> _Instruction_
Please set down all the lines beneath this one exactly, without the pictures.

> _Supplied data_
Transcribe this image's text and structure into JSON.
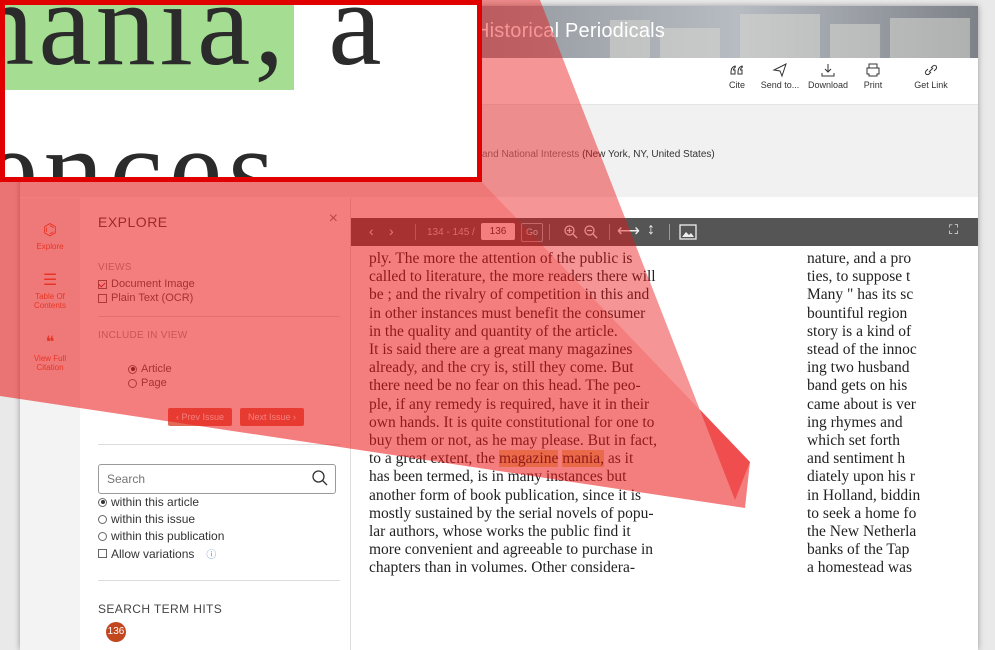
{
  "header": {
    "title": "Historical Periodicals"
  },
  "toolbar": {
    "cite": "Cite",
    "send_to": "Send to...",
    "download": "Download",
    "print": "Print",
    "get_link": "Get Link"
  },
  "meta": {
    "source_prefix": "and National Interests",
    "location": "(New York, NY, United States)"
  },
  "rail": {
    "explore": "Explore",
    "toc": "Table Of Contents",
    "citation": "View Full Citation"
  },
  "explore": {
    "title": "EXPLORE",
    "close": "×",
    "views_label": "VIEWS",
    "view_document_image": "Document Image",
    "view_plain_text": "Plain Text (OCR)",
    "include_label": "INCLUDE IN VIEW",
    "include_article": "Article",
    "include_page": "Page",
    "prev_issue": "‹ Prev Issue",
    "next_issue": "Next Issue ›",
    "search_placeholder": "Search",
    "scope_article": "within this article",
    "scope_issue": "within this issue",
    "scope_publication": "within this publication",
    "allow_variations": "Allow variations",
    "hits_label": "SEARCH TERM HITS",
    "hits_count": "136"
  },
  "viewer": {
    "page_range": "134 - 145 /",
    "page_number": "136",
    "go": "Go",
    "column1": [
      "ply.  The more the attention of the public is",
      "called to literature, the more readers there will",
      "be ; and the rivalry of competition in this and",
      "in other instances must benefit the consumer",
      "in the quality and quantity of the article.",
      "It is said there are a great many magazines",
      "already, and the cry is, still they come.  But",
      "there need be no fear on this head.  The peo-",
      "ple, if any remedy is required, have it in their",
      "own hands.  It is quite constitutional for one to",
      "buy them or not, as he may please.  But in fact,",
      "to a great extent, the ",
      "has been termed, is in many instances but",
      "another form of book publication, since it is",
      "mostly sustained by the serial novels of popu-",
      "lar authors, whose works the public find it",
      "more convenient and agreeable to purchase in",
      "chapters than in volumes.  Other considera-"
    ],
    "hl_word1": "magazine",
    "hl_word2": "mania,",
    "line12_tail": " as it",
    "column2": [
      "nature, and a pro",
      "ties, to suppose  t",
      "Many \" has its sc",
      "bountiful  region",
      "story is a kind of",
      "stead of the innoc",
      "ing two husband",
      "band gets on his",
      "came about is ver",
      "ing  rhymes  and",
      "which  set  forth",
      "and  sentiment  h",
      "diately upon his r",
      "in Holland, biddin",
      "to seek a home fo",
      "the New Netherla",
      "banks of the Tap",
      "a homestead was"
    ]
  },
  "zoom": {
    "line1_pre": "",
    "line1_hl": "mania,",
    "line1_post": " a",
    "line2": "tences"
  }
}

> _Exercise result_
Transcribe this image's text and structure into JSON.
{
  "header": {
    "title": "Historical Periodicals"
  },
  "toolbar": {
    "cite": "Cite",
    "send_to": "Send to...",
    "download": "Download",
    "print": "Print",
    "get_link": "Get Link"
  },
  "meta": {
    "source_prefix": "and National Interests",
    "location": "(New York, NY, United States)"
  },
  "rail": {
    "explore": "Explore",
    "toc": "Table Of Contents",
    "citation": "View Full Citation"
  },
  "explore": {
    "title": "EXPLORE",
    "close": "×",
    "views_label": "VIEWS",
    "view_document_image": "Document Image",
    "view_plain_text": "Plain Text (OCR)",
    "include_label": "INCLUDE IN VIEW",
    "include_article": "Article",
    "include_page": "Page",
    "prev_issue": "‹ Prev Issue",
    "next_issue": "Next Issue ›",
    "search_placeholder": "Search",
    "scope_article": "within this article",
    "scope_issue": "within this issue",
    "scope_publication": "within this publication",
    "allow_variations": "Allow variations",
    "hits_label": "SEARCH TERM HITS",
    "hits_count": "136"
  },
  "viewer": {
    "page_range": "134 - 145 /",
    "page_number": "136",
    "go": "Go",
    "column1": [
      "ply.  The more the attention of the public is",
      "called to literature, the more readers there will",
      "be ; and the rivalry of competition in this and",
      "in other instances must benefit the consumer",
      "in the quality and quantity of the article.",
      "It is said there are a great many magazines",
      "already, and the cry is, still they come.  But",
      "there need be no fear on this head.  The peo-",
      "ple, if any remedy is required, have it in their",
      "own hands.  It is quite constitutional for one to",
      "buy them or not, as he may please.  But in fact,",
      "to a great extent, the ",
      "has been termed, is in many instances but",
      "another form of book publication, since it is",
      "mostly sustained by the serial novels of popu-",
      "lar authors, whose works the public find it",
      "more convenient and agreeable to purchase in",
      "chapters than in volumes.  Other considera-"
    ],
    "hl_word1": "magazine",
    "hl_word2": "mania,",
    "line12_tail": " as it",
    "column2": [
      "nature, and a pro",
      "ties, to suppose  t",
      "Many \" has its sc",
      "bountiful  region",
      "story is a kind of",
      "stead of the innoc",
      "ing two husband",
      "band gets on his",
      "came about is ver",
      "ing  rhymes  and",
      "which  set  forth",
      "and  sentiment  h",
      "diately upon his r",
      "in Holland, biddin",
      "to seek a home fo",
      "the New Netherla",
      "banks of the Tap",
      "a homestead was"
    ]
  },
  "zoom": {
    "line1_pre": "",
    "line1_hl": "mania,",
    "line1_post": " a",
    "line2": "tences"
  }
}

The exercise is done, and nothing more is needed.